DATA FOR THIS EXERCISE below:

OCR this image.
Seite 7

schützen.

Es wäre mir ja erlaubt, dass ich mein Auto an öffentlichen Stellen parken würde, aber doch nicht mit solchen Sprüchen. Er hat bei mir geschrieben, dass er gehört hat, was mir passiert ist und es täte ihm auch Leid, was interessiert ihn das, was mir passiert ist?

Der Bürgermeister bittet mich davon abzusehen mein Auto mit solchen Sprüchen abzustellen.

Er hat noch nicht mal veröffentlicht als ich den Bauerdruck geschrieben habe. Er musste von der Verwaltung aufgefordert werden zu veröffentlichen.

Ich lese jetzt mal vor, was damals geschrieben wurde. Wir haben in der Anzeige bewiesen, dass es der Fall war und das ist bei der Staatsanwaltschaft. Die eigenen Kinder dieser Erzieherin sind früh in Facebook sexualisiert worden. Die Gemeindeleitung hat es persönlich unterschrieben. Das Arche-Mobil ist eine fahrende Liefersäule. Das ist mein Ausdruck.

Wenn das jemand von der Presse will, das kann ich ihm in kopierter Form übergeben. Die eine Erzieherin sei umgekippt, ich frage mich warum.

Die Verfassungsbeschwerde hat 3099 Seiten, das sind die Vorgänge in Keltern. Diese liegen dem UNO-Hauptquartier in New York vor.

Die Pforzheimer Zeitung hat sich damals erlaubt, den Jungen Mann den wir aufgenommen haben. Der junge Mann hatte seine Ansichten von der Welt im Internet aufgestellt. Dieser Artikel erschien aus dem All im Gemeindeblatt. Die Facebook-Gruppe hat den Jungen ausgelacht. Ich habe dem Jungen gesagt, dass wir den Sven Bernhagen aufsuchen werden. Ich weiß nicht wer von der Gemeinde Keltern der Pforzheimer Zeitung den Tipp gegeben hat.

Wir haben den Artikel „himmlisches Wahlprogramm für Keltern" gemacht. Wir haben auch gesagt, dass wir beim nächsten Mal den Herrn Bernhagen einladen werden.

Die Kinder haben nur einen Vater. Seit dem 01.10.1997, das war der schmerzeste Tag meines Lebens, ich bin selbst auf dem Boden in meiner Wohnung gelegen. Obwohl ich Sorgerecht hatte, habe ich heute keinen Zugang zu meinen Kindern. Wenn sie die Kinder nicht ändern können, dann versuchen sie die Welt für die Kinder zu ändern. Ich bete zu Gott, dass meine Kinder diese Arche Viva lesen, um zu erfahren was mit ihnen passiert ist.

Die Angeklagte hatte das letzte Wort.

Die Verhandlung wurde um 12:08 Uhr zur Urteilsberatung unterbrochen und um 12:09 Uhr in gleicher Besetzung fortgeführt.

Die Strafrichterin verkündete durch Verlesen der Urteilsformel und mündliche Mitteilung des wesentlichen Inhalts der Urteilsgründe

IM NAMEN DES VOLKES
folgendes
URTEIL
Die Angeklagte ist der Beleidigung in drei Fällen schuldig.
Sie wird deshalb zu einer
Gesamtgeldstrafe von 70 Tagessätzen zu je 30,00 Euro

End of DATA FOR THIS EXERCISE.

• WORK INSTRUCTION: Nothing in the entries should be left out; please reproduce them all exactly.

• RESPONSE TO THIS EXERCISE:
OCR this image.
Seite 7

schützen.

Es wäre mir ja erlaubt, dass ich mein Auto an öffentlichen Stellen parken würde, aber doch nicht mit solchen Sprüchen. Er hat bei mir geschrieben, dass er gehört hat, was mir passiert ist und es täte ihm auch Leid, was interessiert ihn das, was mir passiert ist?

Der Bürgermeister bittet mich davon abzusehen mein Auto mit solchen Sprüchen abzustellen.

Er hat noch nicht mal veröffentlicht als ich den Bauerdruck geschrieben habe. Er musste von der Verwaltung aufgefordert werden zu veröffentlichen.

Ich lese jetzt mal vor, was damals geschrieben wurde. Wir haben in der Anzeige bewiesen, dass es der Fall war und das ist bei der Staatsanwaltschaft. Die eigenen Kinder dieser Erzieherin sind früh in Facebook sexualisiert worden. Die Gemeindeleitung hat es persönlich unterschrieben. Das Arche-Mobil ist eine fahrende Liefersäule. Das ist mein Ausdruck.

Wenn das jemand von der Presse will, das kann ich ihm in kopierter Form übergeben. Die eine Erzieherin sei umgekippt, ich frage mich warum.

Die Verfassungsbeschwerde hat 3099 Seiten, das sind die Vorgänge in Keltern. Diese liegen dem UNO-Hauptquartier in New York vor.

Die Pforzheimer Zeitung hat sich damals erlaubt, den Jungen Mann den wir aufgenommen haben. Der junge Mann hatte seine Ansichten von der Welt im Internet aufgestellt. Dieser Artikel erschien aus dem All im Gemeindeblatt. Die Facebook-Gruppe hat den Jungen ausgelacht. Ich habe dem Jungen gesagt, dass wir den Sven Bernhagen aufsuchen werden. Ich weiß nicht wer von der Gemeinde Keltern der Pforzheimer Zeitung den Tipp gegeben hat.

Wir haben den Artikel „himmlisches Wahlprogramm für Keltern" gemacht. Wir haben auch gesagt, dass wir beim nächsten Mal den Herrn Bernhagen einladen werden.

Die Kinder haben nur einen Vater. Seit dem 01.10.1997, das war der schmerzeste Tag meines Lebens, ich bin selbst auf dem Boden in meiner Wohnung gelegen. Obwohl ich Sorgerecht hatte, habe ich heute keinen Zugang zu meinen Kindern. Wenn sie die Kinder nicht ändern können, dann versuchen sie die Welt für die Kinder zu ändern. Ich bete zu Gott, dass meine Kinder diese Arche Viva lesen, um zu erfahren was mit ihnen passiert ist.

Die Angeklagte hatte das letzte Wort.

Die Verhandlung wurde um 12:08 Uhr zur Urteilsberatung unterbrochen und um 12:09 Uhr in gleicher Besetzung fortgeführt.

Die Strafrichterin verkündete durch Verlesen der Urteilsformel und mündliche Mitteilung des wesentlichen Inhalts der Urteilsgründe

IM NAMEN DES VOLKES
folgendes
URTEIL
Die Angeklagte ist der Beleidigung in drei Fällen schuldig.
Sie wird deshalb zu einer
Gesamtgeldstrafe von 70 Tagessätzen zu je 30,00 Euro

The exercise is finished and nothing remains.